[Data records]
>>>
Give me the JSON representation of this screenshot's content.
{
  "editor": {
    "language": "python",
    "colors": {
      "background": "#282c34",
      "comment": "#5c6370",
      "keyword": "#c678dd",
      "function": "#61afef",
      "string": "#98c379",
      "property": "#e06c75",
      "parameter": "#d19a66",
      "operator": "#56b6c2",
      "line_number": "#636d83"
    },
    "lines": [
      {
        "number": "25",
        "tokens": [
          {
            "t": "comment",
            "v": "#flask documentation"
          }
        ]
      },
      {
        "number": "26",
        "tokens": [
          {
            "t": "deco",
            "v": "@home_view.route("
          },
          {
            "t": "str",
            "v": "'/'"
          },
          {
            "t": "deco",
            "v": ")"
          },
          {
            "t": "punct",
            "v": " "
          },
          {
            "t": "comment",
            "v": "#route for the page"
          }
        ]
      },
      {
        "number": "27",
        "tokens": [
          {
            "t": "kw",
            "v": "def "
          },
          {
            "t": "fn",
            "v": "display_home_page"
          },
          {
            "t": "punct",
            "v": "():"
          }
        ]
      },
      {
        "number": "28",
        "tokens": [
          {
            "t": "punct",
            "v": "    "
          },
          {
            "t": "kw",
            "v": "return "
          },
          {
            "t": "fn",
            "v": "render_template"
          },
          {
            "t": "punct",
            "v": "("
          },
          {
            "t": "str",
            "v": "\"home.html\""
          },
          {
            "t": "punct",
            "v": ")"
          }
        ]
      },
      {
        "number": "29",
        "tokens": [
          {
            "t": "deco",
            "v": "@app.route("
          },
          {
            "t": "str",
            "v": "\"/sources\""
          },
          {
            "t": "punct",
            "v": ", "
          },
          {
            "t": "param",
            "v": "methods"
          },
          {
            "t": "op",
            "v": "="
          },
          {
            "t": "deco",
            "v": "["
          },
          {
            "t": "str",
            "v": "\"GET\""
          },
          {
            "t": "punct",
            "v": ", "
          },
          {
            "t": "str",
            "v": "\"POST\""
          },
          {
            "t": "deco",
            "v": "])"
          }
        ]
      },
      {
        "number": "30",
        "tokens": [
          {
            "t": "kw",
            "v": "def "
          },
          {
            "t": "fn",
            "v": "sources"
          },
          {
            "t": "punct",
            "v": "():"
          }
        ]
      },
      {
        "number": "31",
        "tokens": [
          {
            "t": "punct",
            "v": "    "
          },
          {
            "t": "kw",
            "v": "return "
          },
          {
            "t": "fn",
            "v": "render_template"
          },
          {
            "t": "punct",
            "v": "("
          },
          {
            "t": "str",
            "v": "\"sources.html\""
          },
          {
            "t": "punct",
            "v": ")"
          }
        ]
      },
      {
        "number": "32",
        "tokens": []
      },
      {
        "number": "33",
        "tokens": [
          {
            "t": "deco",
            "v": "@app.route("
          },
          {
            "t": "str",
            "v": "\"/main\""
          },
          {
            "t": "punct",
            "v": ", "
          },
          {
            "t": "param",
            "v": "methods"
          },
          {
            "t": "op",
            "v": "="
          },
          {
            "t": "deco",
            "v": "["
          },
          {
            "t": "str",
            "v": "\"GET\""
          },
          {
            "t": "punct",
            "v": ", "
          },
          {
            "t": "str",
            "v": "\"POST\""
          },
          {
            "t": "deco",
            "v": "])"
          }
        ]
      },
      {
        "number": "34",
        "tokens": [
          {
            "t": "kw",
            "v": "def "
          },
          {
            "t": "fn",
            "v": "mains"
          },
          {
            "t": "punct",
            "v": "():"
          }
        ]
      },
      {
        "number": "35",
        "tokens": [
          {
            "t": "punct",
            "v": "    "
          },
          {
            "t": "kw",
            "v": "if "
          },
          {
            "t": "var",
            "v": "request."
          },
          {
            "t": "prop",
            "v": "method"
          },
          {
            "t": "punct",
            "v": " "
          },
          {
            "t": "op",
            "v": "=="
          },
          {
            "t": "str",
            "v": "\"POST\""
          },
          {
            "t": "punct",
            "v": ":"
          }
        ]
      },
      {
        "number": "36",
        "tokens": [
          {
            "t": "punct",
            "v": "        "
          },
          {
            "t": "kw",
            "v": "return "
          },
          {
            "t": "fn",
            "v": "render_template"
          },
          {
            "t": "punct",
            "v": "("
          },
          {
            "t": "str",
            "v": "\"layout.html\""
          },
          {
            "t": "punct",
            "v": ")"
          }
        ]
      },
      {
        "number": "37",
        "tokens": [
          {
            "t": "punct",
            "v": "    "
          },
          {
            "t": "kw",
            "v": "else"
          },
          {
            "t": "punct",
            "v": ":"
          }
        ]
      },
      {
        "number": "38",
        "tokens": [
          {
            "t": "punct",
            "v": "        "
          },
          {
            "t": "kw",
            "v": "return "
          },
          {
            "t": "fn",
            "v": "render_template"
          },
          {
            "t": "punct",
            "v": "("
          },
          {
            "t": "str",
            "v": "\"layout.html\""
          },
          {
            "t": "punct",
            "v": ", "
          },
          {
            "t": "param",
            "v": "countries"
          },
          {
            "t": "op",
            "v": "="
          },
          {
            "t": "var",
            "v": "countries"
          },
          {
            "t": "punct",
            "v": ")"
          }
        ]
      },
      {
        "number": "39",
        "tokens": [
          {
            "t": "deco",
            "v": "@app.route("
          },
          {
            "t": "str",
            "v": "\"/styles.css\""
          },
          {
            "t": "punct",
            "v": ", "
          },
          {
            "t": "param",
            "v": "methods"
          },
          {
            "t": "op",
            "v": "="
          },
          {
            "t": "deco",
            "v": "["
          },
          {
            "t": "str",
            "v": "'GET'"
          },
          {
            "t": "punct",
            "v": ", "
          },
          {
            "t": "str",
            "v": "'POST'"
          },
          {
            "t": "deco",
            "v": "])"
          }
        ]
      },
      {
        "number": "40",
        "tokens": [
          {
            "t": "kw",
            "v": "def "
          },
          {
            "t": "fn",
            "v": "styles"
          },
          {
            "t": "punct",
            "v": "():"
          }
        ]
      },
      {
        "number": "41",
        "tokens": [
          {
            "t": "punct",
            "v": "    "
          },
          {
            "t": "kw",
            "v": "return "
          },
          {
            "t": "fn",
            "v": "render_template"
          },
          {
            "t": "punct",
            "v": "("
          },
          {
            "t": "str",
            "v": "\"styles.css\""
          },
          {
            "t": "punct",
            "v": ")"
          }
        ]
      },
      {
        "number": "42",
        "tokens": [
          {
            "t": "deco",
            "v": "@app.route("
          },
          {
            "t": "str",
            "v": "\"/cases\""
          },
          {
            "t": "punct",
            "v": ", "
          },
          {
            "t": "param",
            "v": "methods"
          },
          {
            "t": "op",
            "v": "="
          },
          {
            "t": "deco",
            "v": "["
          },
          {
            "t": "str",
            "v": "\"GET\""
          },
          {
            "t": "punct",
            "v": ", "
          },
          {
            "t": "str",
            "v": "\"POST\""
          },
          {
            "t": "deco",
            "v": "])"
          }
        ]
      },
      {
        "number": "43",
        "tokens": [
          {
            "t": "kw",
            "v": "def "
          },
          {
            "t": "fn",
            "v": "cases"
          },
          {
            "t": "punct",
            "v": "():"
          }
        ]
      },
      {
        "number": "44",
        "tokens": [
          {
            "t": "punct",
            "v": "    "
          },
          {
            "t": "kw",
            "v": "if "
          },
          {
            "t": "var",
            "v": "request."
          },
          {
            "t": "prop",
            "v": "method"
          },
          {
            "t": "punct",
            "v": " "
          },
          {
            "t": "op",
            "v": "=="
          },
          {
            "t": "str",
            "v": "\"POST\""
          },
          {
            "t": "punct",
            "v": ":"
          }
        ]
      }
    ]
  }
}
<<<
> What the exercise asks
Please quote every record above exactly as it appears.

> Exercise answer
Give me the JSON representation of this screenshot's content.
{
  "editor": {
    "language": "python",
    "colors": {
      "background": "#282c34",
      "comment": "#5c6370",
      "keyword": "#c678dd",
      "function": "#61afef",
      "string": "#98c379",
      "property": "#e06c75",
      "parameter": "#d19a66",
      "operator": "#56b6c2",
      "line_number": "#636d83"
    },
    "lines": [
      {
        "number": "25",
        "tokens": [
          {
            "t": "comment",
            "v": "#flask documentation"
          }
        ]
      },
      {
        "number": "26",
        "tokens": [
          {
            "t": "deco",
            "v": "@home_view.route("
          },
          {
            "t": "str",
            "v": "'/'"
          },
          {
            "t": "deco",
            "v": ")"
          },
          {
            "t": "punct",
            "v": " "
          },
          {
            "t": "comment",
            "v": "#route for the page"
          }
        ]
      },
      {
        "number": "27",
        "tokens": [
          {
            "t": "kw",
            "v": "def "
          },
          {
            "t": "fn",
            "v": "display_home_page"
          },
          {
            "t": "punct",
            "v": "():"
          }
        ]
      },
      {
        "number": "28",
        "tokens": [
          {
            "t": "punct",
            "v": "    "
          },
          {
            "t": "kw",
            "v": "return "
          },
          {
            "t": "fn",
            "v": "render_template"
          },
          {
            "t": "punct",
            "v": "("
          },
          {
            "t": "str",
            "v": "\"home.html\""
          },
          {
            "t": "punct",
            "v": ")"
          }
        ]
      },
      {
        "number": "29",
        "tokens": [
          {
            "t": "deco",
            "v": "@app.route("
          },
          {
            "t": "str",
            "v": "\"/sources\""
          },
          {
            "t": "punct",
            "v": ", "
          },
          {
            "t": "param",
            "v": "methods"
          },
          {
            "t": "op",
            "v": "="
          },
          {
            "t": "deco",
            "v": "["
          },
          {
            "t": "str",
            "v": "\"GET\""
          },
          {
            "t": "punct",
            "v": ", "
          },
          {
            "t": "str",
            "v": "\"POST\""
          },
          {
            "t": "deco",
            "v": "])"
          }
        ]
      },
      {
        "number": "30",
        "tokens": [
          {
            "t": "kw",
            "v": "def "
          },
          {
            "t": "fn",
            "v": "sources"
          },
          {
            "t": "punct",
            "v": "():"
          }
        ]
      },
      {
        "number": "31",
        "tokens": [
          {
            "t": "punct",
            "v": "    "
          },
          {
            "t": "kw",
            "v": "return "
          },
          {
            "t": "fn",
            "v": "render_template"
          },
          {
            "t": "punct",
            "v": "("
          },
          {
            "t": "str",
            "v": "\"sources.html\""
          },
          {
            "t": "punct",
            "v": ")"
          }
        ]
      },
      {
        "number": "32",
        "tokens": []
      },
      {
        "number": "33",
        "tokens": [
          {
            "t": "deco",
            "v": "@app.route("
          },
          {
            "t": "str",
            "v": "\"/main\""
          },
          {
            "t": "punct",
            "v": ", "
          },
          {
            "t": "param",
            "v": "methods"
          },
          {
            "t": "op",
            "v": "="
          },
          {
            "t": "deco",
            "v": "["
          },
          {
            "t": "str",
            "v": "\"GET\""
          },
          {
            "t": "punct",
            "v": ", "
          },
          {
            "t": "str",
            "v": "\"POST\""
          },
          {
            "t": "deco",
            "v": "])"
          }
        ]
      },
      {
        "number": "34",
        "tokens": [
          {
            "t": "kw",
            "v": "def "
          },
          {
            "t": "fn",
            "v": "mains"
          },
          {
            "t": "punct",
            "v": "():"
          }
        ]
      },
      {
        "number": "35",
        "tokens": [
          {
            "t": "punct",
            "v": "    "
          },
          {
            "t": "kw",
            "v": "if "
          },
          {
            "t": "var",
            "v": "request."
          },
          {
            "t": "prop",
            "v": "method"
          },
          {
            "t": "punct",
            "v": " "
          },
          {
            "t": "op",
            "v": "=="
          },
          {
            "t": "str",
            "v": "\"POST\""
          },
          {
            "t": "punct",
            "v": ":"
          }
        ]
      },
      {
        "number": "36",
        "tokens": [
          {
            "t": "punct",
            "v": "        "
          },
          {
            "t": "kw",
            "v": "return "
          },
          {
            "t": "fn",
            "v": "render_template"
          },
          {
            "t": "punct",
            "v": "("
          },
          {
            "t": "str",
            "v": "\"layout.html\""
          },
          {
            "t": "punct",
            "v": ")"
          }
        ]
      },
      {
        "number": "37",
        "tokens": [
          {
            "t": "punct",
            "v": "    "
          },
          {
            "t": "kw",
            "v": "else"
          },
          {
            "t": "punct",
            "v": ":"
          }
        ]
      },
      {
        "number": "38",
        "tokens": [
          {
            "t": "punct",
            "v": "        "
          },
          {
            "t": "kw",
            "v": "return "
          },
          {
            "t": "fn",
            "v": "render_template"
          },
          {
            "t": "punct",
            "v": "("
          },
          {
            "t": "str",
            "v": "\"layout.html\""
          },
          {
            "t": "punct",
            "v": ", "
          },
          {
            "t": "param",
            "v": "countries"
          },
          {
            "t": "op",
            "v": "="
          },
          {
            "t": "var",
            "v": "countries"
          },
          {
            "t": "punct",
            "v": ")"
          }
        ]
      },
      {
        "number": "39",
        "tokens": [
          {
            "t": "deco",
            "v": "@app.route("
          },
          {
            "t": "str",
            "v": "\"/styles.css\""
          },
          {
            "t": "punct",
            "v": ", "
          },
          {
            "t": "param",
            "v": "methods"
          },
          {
            "t": "op",
            "v": "="
          },
          {
            "t": "deco",
            "v": "["
          },
          {
            "t": "str",
            "v": "'GET'"
          },
          {
            "t": "punct",
            "v": ", "
          },
          {
            "t": "str",
            "v": "'POST'"
          },
          {
            "t": "deco",
            "v": "])"
          }
        ]
      },
      {
        "number": "40",
        "tokens": [
          {
            "t": "kw",
            "v": "def "
          },
          {
            "t": "fn",
            "v": "styles"
          },
          {
            "t": "punct",
            "v": "():"
          }
        ]
      },
      {
        "number": "41",
        "tokens": [
          {
            "t": "punct",
            "v": "    "
          },
          {
            "t": "kw",
            "v": "return "
          },
          {
            "t": "fn",
            "v": "render_template"
          },
          {
            "t": "punct",
            "v": "("
          },
          {
            "t": "str",
            "v": "\"styles.css\""
          },
          {
            "t": "punct",
            "v": ")"
          }
        ]
      },
      {
        "number": "42",
        "tokens": [
          {
            "t": "deco",
            "v": "@app.route("
          },
          {
            "t": "str",
            "v": "\"/cases\""
          },
          {
            "t": "punct",
            "v": ", "
          },
          {
            "t": "param",
            "v": "methods"
          },
          {
            "t": "op",
            "v": "="
          },
          {
            "t": "deco",
            "v": "["
          },
          {
            "t": "str",
            "v": "\"GET\""
          },
          {
            "t": "punct",
            "v": ", "
          },
          {
            "t": "str",
            "v": "\"POST\""
          },
          {
            "t": "deco",
            "v": "])"
          }
        ]
      },
      {
        "number": "43",
        "tokens": [
          {
            "t": "kw",
            "v": "def "
          },
          {
            "t": "fn",
            "v": "cases"
          },
          {
            "t": "punct",
            "v": "():"
          }
        ]
      },
      {
        "number": "44",
        "tokens": [
          {
            "t": "punct",
            "v": "    "
          },
          {
            "t": "kw",
            "v": "if "
          },
          {
            "t": "var",
            "v": "request."
          },
          {
            "t": "prop",
            "v": "method"
          },
          {
            "t": "punct",
            "v": " "
          },
          {
            "t": "op",
            "v": "=="
          },
          {
            "t": "str",
            "v": "\"POST\""
          },
          {
            "t": "punct",
            "v": ":"
          }
        ]
      }
    ]
  }
}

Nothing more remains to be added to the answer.